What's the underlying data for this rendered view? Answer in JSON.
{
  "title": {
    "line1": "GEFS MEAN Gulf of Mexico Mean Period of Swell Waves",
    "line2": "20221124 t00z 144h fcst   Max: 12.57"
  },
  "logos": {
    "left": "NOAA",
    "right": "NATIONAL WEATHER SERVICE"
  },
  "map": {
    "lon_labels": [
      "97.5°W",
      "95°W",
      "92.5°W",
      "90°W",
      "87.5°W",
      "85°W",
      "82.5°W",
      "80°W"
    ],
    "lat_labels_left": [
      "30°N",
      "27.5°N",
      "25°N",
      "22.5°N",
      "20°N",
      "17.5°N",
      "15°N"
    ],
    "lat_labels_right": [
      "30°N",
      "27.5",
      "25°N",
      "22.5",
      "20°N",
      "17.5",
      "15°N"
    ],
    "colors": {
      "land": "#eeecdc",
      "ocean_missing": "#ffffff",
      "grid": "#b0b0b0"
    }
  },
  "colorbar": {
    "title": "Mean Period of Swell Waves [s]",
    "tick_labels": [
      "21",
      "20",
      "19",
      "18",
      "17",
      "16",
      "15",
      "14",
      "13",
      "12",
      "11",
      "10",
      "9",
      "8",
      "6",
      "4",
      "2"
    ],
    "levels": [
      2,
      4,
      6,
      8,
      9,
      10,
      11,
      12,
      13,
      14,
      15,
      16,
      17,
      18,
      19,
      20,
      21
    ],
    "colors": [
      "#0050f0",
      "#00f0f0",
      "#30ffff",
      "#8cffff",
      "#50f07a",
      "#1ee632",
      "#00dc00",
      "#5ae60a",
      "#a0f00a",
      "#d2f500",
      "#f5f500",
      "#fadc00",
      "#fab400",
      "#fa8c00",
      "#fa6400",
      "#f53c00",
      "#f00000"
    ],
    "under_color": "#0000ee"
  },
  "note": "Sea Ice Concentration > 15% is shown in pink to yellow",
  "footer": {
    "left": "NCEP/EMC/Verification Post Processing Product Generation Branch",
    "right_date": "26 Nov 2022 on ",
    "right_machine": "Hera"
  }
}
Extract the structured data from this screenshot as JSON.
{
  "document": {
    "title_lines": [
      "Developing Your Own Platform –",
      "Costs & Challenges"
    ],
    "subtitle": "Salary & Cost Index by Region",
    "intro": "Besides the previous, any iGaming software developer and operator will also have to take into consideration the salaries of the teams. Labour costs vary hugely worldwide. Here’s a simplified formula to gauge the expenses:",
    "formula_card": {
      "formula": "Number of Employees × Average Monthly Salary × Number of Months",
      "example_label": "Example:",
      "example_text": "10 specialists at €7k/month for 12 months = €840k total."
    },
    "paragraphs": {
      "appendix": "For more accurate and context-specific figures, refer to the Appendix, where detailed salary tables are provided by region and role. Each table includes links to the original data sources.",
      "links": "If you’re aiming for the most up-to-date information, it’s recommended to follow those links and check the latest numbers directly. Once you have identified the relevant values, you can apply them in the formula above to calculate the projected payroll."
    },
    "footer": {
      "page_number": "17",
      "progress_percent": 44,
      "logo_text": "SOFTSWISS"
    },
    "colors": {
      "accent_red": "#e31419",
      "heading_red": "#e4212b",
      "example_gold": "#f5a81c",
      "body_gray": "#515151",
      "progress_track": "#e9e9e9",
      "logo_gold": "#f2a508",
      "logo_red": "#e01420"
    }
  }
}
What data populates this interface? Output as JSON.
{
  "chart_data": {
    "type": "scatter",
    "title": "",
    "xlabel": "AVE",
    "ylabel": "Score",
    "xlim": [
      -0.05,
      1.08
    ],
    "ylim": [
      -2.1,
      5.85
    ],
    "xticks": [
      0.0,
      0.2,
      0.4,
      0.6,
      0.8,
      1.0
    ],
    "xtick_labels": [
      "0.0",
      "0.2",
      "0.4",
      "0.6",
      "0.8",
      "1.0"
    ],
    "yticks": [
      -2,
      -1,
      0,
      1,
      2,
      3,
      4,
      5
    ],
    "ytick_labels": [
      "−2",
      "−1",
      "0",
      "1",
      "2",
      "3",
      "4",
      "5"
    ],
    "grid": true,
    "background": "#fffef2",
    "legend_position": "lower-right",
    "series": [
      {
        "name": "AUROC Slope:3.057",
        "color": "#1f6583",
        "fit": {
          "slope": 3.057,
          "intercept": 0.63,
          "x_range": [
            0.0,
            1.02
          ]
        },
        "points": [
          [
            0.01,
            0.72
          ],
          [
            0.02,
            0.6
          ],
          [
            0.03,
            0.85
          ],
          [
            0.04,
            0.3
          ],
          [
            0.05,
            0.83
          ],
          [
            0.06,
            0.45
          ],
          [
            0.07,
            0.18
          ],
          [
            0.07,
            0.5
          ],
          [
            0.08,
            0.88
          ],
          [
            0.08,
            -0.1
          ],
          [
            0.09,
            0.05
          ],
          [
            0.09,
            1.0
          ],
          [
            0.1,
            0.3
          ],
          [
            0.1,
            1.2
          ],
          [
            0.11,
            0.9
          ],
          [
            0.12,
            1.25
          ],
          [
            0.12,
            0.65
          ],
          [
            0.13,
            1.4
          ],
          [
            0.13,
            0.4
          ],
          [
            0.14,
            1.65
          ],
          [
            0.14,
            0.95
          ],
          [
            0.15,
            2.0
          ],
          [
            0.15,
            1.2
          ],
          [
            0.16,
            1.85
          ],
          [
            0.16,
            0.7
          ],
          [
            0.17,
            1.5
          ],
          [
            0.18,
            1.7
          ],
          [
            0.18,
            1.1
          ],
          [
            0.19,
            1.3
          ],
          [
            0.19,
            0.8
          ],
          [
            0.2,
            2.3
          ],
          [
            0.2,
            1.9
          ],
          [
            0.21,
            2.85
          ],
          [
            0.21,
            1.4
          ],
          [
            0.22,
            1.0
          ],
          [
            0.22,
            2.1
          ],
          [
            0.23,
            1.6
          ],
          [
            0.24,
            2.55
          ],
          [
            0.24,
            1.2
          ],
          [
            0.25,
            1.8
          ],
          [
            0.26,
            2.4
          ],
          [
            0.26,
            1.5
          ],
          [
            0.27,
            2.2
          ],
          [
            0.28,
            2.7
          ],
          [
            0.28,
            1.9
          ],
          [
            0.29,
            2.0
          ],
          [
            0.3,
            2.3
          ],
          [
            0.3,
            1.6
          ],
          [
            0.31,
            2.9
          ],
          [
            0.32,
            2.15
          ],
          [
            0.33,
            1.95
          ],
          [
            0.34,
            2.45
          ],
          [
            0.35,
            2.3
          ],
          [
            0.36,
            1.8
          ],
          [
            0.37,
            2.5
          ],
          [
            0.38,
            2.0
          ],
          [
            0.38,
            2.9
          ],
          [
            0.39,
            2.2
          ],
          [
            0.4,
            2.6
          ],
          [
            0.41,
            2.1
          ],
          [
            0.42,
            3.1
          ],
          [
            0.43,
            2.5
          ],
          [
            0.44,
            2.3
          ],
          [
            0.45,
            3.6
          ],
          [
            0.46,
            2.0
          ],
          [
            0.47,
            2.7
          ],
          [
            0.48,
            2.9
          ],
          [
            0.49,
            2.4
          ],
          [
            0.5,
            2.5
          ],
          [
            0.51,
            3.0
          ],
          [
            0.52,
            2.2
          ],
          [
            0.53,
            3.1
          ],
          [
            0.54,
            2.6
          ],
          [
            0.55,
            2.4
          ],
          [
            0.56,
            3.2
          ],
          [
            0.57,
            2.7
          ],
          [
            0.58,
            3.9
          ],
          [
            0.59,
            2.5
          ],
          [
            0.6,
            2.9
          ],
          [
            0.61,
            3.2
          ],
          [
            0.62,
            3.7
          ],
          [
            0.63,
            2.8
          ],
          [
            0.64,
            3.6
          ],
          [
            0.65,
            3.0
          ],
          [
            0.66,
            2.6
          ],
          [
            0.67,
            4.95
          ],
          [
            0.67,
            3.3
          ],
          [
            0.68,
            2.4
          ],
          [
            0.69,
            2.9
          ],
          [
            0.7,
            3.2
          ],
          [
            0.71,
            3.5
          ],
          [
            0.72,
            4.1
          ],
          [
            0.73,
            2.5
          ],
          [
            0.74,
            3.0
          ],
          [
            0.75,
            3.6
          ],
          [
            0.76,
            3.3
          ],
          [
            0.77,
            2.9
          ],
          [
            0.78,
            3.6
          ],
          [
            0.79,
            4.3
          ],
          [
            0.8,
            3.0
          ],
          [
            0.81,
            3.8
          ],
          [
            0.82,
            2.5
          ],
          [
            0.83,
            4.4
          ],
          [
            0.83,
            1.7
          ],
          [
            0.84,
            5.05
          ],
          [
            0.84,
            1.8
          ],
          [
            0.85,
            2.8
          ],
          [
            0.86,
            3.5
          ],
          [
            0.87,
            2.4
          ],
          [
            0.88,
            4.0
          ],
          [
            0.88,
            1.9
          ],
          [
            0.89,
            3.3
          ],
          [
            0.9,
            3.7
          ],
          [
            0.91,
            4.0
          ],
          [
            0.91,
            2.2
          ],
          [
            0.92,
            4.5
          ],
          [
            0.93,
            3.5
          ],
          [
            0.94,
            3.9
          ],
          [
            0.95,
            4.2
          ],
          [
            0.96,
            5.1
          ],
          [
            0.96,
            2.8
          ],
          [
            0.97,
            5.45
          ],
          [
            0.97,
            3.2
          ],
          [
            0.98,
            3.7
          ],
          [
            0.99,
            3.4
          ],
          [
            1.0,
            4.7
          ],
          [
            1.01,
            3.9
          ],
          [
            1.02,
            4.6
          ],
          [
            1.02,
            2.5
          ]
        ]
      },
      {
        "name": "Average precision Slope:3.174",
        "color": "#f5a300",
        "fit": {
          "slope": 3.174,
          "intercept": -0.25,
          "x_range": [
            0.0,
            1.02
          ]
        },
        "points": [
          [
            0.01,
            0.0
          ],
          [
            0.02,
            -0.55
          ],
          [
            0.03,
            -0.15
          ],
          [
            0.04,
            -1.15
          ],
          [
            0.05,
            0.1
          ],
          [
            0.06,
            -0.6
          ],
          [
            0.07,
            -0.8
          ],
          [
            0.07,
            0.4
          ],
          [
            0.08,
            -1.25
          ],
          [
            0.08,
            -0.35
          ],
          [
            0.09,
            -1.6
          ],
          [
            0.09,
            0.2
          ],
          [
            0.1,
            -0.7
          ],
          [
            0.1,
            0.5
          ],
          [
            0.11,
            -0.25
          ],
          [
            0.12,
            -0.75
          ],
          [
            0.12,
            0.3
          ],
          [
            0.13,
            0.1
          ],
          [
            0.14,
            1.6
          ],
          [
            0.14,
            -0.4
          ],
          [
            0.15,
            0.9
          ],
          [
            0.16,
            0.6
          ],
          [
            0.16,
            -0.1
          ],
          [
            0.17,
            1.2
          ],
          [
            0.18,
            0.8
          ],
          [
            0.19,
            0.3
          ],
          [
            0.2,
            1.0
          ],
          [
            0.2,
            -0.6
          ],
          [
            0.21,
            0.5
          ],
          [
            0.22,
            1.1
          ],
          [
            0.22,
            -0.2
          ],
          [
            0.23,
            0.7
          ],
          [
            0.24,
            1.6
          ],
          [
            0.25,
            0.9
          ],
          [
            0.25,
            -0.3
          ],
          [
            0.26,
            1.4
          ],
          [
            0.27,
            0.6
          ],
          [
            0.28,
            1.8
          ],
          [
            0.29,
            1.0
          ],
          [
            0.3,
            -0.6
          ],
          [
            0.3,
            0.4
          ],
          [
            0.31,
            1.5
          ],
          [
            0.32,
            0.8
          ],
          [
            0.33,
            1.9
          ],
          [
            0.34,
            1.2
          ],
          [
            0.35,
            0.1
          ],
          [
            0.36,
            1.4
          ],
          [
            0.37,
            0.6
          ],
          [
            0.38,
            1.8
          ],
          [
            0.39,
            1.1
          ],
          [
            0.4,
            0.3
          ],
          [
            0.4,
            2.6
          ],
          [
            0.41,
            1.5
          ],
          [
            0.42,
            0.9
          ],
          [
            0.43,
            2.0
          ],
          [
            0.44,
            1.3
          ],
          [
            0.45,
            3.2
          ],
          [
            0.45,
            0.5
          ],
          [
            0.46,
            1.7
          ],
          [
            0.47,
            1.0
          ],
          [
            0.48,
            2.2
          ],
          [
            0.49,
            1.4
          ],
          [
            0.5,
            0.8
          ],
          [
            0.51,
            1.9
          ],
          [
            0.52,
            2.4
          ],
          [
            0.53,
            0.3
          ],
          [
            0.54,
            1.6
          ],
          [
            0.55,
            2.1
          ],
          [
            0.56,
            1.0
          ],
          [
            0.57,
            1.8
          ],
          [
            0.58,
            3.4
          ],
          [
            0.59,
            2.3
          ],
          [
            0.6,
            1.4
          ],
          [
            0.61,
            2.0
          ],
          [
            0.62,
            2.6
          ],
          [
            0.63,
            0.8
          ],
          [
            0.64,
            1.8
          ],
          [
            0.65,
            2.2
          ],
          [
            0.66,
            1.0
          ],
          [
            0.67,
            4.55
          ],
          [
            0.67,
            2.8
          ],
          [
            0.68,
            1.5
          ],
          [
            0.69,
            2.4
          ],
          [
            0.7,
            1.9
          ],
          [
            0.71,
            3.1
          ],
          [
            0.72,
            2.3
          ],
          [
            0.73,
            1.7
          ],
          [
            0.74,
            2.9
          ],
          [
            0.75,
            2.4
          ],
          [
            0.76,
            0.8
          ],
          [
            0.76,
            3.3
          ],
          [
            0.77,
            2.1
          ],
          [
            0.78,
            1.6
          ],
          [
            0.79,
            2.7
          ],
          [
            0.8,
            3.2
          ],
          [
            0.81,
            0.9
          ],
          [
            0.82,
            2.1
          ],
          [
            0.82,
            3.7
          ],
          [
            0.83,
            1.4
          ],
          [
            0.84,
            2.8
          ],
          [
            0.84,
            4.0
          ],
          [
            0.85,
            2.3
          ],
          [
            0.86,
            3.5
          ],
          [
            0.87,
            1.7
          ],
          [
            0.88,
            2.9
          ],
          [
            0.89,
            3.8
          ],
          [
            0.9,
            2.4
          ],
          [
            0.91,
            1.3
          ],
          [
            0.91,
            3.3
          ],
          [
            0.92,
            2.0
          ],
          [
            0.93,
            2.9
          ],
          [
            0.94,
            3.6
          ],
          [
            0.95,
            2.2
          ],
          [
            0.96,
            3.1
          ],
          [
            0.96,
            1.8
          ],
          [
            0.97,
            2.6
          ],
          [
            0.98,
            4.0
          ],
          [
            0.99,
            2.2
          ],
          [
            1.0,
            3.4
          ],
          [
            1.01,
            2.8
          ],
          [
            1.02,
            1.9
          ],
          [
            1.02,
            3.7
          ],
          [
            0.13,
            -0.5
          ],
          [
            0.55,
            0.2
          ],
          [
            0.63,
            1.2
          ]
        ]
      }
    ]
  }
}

What to do: Each line in the listing above either holds the string "Waves" or does not; state how many do, giving the number only.

Complete answer: 2